_WRITTEN INSTRUCTION:_
Search the material below for the word "this". Copy every line that has it.

[Begin RECORDED INFORMATION]

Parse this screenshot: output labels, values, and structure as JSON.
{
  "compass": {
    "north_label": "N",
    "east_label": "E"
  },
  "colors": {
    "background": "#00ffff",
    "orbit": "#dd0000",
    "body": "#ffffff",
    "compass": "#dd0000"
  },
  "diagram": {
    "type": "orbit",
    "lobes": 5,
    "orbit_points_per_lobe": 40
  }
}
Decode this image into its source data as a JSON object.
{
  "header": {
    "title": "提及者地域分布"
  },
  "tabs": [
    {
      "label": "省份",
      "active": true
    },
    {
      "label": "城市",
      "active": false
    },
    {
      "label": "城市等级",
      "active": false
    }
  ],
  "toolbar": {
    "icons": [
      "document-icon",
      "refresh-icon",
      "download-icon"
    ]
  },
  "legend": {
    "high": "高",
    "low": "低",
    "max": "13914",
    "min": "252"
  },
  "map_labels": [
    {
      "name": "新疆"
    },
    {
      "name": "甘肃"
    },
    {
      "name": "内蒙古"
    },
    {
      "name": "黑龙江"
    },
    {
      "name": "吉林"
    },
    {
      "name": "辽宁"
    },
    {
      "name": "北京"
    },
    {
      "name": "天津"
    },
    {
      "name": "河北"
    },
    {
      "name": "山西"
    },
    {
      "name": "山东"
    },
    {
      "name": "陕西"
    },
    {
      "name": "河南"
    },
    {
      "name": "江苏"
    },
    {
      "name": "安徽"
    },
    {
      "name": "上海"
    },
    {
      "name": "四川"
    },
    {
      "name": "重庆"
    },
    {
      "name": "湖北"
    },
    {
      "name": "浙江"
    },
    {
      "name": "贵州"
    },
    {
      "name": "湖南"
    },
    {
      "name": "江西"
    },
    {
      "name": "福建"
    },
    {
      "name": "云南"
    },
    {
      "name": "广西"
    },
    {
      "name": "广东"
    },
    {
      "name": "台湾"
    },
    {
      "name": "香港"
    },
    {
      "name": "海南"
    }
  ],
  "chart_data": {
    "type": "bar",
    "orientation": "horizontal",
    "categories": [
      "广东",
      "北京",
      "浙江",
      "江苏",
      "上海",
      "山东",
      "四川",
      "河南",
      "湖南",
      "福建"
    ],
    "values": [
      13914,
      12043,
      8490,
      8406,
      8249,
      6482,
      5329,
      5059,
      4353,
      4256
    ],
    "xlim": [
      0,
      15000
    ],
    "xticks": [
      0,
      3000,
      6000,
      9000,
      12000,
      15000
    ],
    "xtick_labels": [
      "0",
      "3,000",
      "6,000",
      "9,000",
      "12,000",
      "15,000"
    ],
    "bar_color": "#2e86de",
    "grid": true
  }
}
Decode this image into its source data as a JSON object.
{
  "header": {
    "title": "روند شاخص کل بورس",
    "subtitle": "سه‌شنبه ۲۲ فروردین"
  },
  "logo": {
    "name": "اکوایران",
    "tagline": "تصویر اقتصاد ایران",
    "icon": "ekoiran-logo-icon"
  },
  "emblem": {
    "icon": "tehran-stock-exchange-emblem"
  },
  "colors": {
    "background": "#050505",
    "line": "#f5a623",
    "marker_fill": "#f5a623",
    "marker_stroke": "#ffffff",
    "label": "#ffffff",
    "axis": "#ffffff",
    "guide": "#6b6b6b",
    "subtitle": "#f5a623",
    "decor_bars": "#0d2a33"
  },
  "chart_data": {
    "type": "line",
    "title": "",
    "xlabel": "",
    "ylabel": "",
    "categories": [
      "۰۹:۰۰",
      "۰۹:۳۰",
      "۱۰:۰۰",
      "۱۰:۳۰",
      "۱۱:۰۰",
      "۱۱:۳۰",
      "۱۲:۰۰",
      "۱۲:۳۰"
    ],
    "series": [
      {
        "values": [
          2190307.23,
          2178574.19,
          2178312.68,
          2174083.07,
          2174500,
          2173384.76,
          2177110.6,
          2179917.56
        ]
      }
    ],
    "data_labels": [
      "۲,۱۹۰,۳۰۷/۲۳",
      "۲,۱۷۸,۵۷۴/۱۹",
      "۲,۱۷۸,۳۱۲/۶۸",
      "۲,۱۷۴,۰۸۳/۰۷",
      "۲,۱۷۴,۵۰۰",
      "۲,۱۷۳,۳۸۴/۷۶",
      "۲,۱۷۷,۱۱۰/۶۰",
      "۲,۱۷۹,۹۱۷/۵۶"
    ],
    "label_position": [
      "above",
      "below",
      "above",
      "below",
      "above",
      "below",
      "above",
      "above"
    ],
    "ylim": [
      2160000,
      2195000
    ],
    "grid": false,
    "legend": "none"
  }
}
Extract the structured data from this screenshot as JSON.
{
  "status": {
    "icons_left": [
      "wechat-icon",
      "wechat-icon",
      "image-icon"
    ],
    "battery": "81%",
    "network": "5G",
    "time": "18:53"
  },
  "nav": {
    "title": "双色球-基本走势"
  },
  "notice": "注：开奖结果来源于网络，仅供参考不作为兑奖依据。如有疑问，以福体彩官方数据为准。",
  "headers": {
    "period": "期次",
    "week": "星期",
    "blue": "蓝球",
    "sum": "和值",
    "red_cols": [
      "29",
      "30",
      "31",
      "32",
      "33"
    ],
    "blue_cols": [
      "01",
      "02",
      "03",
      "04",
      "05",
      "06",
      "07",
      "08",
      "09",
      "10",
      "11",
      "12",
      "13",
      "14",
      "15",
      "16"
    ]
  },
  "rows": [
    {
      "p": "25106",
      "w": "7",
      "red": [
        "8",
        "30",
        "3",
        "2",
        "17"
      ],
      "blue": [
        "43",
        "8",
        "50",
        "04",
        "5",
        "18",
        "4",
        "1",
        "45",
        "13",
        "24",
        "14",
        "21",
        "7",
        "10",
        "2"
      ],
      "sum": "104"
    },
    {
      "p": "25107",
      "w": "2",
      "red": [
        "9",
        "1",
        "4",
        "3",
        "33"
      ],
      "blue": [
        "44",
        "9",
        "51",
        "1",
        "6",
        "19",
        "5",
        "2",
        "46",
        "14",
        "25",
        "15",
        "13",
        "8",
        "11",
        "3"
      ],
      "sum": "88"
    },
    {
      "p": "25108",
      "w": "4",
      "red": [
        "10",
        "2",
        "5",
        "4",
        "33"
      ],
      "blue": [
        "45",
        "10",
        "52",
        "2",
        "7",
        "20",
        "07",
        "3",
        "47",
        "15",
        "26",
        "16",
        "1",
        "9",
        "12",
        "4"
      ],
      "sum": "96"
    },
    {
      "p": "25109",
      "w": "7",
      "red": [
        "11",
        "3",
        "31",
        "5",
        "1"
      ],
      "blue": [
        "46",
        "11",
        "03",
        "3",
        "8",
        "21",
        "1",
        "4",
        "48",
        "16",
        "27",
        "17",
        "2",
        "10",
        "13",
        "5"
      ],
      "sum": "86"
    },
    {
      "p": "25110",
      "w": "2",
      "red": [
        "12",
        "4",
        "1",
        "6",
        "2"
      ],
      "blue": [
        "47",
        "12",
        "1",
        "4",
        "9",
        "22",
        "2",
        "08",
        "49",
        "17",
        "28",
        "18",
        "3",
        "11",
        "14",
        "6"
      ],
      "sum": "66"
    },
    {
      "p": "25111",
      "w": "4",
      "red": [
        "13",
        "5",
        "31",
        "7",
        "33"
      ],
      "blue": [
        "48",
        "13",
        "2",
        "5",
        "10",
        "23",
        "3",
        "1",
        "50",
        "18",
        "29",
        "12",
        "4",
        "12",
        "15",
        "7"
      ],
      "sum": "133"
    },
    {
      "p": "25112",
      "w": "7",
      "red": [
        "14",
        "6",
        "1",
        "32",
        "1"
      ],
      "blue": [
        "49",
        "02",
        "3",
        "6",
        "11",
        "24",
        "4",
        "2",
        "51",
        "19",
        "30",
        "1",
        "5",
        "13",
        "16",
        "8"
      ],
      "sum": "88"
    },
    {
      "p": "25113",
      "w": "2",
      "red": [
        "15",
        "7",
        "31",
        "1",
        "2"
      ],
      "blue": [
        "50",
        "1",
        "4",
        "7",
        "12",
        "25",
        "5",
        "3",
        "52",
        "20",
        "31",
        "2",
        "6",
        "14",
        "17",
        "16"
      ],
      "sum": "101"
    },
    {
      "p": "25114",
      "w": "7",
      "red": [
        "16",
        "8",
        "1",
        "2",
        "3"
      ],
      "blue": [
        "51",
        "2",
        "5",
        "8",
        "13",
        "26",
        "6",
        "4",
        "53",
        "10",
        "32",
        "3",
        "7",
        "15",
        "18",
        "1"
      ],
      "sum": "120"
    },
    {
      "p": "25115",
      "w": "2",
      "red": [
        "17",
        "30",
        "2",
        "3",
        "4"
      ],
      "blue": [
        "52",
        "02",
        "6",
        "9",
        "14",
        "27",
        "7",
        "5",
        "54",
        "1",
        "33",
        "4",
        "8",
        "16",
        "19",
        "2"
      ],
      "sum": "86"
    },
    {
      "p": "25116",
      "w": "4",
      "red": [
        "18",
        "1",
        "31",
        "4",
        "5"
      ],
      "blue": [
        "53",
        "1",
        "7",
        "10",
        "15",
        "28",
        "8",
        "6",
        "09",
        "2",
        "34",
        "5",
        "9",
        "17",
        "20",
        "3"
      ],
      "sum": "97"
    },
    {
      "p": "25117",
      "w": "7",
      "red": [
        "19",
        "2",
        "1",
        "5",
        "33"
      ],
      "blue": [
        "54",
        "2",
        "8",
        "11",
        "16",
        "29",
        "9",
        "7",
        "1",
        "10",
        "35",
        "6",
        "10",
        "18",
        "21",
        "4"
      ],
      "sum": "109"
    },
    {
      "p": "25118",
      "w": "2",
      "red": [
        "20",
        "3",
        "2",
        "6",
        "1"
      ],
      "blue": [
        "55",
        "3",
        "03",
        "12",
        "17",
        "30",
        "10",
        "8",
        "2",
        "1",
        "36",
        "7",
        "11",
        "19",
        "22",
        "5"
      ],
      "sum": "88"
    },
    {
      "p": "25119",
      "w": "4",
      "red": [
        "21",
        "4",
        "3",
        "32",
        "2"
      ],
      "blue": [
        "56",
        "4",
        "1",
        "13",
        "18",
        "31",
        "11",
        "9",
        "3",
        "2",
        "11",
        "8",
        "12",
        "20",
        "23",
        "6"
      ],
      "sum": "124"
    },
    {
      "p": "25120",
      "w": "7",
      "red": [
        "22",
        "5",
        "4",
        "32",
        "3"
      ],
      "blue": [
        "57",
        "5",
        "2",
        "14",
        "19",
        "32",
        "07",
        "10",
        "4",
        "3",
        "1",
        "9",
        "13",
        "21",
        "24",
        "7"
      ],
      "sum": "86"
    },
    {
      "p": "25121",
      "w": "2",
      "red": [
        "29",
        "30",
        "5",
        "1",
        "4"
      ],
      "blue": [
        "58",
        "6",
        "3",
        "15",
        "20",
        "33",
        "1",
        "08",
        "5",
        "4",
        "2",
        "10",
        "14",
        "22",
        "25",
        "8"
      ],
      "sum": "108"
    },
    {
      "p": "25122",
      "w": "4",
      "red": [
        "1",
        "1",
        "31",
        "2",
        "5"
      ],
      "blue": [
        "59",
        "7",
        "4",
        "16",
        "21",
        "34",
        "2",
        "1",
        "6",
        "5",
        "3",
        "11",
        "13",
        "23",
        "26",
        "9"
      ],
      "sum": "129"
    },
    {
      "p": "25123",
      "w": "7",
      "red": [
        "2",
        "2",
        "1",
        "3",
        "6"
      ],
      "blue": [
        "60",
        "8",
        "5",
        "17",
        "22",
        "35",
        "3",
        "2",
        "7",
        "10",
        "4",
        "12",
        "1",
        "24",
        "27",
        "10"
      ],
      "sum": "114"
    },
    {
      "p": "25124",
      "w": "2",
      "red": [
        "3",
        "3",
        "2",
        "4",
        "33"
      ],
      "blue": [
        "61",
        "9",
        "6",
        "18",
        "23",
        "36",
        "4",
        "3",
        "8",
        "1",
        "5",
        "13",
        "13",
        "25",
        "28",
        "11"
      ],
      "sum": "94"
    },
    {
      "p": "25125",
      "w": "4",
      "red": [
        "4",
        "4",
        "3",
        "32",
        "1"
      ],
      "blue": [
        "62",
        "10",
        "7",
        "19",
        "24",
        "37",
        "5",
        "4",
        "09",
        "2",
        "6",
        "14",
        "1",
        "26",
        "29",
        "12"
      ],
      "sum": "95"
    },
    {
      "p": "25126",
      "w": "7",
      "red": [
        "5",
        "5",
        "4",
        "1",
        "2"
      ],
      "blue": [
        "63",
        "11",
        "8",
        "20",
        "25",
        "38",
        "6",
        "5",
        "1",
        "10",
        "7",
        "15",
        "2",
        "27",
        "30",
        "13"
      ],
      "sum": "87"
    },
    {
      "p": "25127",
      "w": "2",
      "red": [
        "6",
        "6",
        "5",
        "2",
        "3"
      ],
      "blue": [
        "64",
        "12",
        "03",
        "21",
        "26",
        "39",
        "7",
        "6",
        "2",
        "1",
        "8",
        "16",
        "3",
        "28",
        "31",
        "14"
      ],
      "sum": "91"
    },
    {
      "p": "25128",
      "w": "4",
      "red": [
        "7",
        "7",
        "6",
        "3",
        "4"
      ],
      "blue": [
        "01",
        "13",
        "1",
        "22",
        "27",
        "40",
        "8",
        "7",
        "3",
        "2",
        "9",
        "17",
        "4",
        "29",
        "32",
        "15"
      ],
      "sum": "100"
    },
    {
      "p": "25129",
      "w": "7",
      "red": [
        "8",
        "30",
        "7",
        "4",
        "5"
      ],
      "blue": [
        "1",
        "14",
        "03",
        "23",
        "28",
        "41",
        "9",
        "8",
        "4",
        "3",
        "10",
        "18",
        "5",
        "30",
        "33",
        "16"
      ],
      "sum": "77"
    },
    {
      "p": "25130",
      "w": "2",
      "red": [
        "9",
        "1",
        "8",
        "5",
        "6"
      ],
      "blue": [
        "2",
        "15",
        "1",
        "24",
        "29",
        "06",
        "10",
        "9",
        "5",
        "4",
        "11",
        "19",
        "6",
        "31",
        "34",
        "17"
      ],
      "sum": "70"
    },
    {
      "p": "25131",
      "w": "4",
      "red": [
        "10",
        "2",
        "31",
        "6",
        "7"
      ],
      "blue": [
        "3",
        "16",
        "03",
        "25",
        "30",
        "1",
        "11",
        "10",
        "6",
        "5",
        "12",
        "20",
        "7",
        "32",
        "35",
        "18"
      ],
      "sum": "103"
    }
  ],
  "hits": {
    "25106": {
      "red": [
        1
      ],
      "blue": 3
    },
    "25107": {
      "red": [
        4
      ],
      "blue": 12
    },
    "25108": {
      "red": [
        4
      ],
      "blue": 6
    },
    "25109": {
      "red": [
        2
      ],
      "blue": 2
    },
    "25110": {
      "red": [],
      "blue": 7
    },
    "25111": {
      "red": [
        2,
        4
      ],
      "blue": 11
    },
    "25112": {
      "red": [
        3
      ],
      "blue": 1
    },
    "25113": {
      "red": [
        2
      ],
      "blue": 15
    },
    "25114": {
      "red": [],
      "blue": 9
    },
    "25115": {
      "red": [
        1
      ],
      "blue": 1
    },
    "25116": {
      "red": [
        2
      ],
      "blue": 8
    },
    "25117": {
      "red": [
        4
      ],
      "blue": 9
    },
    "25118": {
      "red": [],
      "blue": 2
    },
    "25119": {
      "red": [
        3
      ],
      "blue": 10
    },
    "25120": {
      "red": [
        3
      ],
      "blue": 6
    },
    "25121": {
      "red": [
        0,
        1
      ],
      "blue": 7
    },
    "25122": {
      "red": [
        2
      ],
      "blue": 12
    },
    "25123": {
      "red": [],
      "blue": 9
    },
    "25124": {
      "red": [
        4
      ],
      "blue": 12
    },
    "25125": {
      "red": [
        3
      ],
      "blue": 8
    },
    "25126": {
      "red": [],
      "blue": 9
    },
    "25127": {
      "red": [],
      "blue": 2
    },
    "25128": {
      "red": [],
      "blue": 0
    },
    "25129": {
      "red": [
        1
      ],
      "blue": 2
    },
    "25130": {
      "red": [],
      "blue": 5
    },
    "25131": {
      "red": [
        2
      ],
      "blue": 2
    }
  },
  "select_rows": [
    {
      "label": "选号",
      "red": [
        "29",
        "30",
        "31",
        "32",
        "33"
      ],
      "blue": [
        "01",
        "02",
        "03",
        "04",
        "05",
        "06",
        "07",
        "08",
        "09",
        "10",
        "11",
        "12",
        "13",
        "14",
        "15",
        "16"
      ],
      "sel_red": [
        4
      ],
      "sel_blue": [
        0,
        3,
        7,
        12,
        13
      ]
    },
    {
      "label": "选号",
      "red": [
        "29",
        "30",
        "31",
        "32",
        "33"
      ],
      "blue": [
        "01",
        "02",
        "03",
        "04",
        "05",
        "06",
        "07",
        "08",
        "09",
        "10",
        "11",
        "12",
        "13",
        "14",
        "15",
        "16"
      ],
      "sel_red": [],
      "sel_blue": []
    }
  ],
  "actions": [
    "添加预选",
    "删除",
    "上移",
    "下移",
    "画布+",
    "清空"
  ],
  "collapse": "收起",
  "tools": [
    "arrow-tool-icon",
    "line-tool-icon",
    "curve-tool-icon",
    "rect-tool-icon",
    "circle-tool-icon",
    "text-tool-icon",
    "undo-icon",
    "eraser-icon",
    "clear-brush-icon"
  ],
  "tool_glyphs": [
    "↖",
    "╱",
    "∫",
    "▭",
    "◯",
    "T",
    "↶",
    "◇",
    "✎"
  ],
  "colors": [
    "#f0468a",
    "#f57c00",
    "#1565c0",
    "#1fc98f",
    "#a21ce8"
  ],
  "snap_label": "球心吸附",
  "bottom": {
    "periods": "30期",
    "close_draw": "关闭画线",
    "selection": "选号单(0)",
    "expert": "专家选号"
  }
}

[End RECORDED INFORMATION]

_WRITTEN RESPONSE:_
Parse this screenshot: output labels, values, and structure as JSON.
Decode this image into its source data as a JSON object.
Decode this image into its source data as a JSON object.
Extract the structured data from this screenshot as JSON.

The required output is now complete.